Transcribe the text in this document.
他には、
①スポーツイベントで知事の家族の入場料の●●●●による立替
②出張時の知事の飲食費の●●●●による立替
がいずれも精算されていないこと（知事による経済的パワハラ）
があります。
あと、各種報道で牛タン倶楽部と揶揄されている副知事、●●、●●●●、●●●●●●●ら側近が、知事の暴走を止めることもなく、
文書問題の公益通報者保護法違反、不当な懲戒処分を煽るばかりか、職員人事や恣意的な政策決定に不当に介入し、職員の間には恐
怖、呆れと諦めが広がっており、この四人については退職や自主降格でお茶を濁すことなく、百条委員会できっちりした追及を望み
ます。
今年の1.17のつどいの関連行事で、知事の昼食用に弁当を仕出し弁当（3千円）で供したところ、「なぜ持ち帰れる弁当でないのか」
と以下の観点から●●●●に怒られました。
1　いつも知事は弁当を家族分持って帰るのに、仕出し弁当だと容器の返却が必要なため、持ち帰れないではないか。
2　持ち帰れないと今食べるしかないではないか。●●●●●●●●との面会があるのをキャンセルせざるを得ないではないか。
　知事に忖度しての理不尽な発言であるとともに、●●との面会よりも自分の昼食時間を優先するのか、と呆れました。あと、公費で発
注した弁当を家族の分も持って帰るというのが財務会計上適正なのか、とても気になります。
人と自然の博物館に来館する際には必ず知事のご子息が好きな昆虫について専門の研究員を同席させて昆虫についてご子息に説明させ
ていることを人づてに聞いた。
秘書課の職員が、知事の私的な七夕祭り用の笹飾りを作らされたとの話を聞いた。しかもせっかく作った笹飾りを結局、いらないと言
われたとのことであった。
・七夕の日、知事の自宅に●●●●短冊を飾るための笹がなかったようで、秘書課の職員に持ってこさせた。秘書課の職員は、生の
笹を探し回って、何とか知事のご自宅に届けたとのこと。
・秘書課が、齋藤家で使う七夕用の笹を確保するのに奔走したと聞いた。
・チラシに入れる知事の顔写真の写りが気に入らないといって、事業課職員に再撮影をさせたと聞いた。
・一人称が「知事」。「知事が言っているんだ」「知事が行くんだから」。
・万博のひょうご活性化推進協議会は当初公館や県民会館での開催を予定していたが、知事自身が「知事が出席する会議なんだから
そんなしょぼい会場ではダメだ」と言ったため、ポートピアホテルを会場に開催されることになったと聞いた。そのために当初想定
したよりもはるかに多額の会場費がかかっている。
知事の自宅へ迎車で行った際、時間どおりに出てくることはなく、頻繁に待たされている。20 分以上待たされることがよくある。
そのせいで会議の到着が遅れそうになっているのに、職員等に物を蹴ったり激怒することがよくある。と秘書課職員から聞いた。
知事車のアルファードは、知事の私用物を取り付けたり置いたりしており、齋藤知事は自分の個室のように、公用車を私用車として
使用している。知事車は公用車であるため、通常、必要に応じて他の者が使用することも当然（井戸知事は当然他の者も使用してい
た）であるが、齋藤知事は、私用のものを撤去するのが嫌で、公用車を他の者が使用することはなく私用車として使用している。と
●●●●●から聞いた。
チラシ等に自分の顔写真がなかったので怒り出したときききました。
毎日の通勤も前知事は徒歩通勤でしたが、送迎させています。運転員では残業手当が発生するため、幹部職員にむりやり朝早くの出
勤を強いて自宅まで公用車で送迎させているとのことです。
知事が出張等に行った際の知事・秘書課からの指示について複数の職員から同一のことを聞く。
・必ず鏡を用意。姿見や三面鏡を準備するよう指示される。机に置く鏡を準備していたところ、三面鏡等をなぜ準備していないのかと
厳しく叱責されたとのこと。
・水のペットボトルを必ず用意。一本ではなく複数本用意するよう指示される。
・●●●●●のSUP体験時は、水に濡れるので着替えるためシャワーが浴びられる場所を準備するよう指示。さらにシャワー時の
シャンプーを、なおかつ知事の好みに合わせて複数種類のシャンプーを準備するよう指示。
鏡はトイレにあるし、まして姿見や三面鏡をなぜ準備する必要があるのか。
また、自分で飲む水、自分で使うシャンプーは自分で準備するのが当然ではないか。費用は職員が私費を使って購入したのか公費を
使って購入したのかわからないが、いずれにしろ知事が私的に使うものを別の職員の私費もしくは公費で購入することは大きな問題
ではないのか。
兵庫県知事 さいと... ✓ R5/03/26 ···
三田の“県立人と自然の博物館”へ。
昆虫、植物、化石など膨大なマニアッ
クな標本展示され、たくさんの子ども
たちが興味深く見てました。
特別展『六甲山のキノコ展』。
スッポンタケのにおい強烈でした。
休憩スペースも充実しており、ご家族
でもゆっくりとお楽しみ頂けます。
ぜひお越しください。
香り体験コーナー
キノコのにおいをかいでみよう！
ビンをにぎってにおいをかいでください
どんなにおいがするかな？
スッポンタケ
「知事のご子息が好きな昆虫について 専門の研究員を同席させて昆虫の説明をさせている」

* _THE TASK_:
Scan the material above. Copy each line where "による立替" occurs.

* _TASK ANSWER_:
①スポーツイベントで知事の家族の入場料の●●●●による立替
②出張時の知事の飲食費の●●●●による立替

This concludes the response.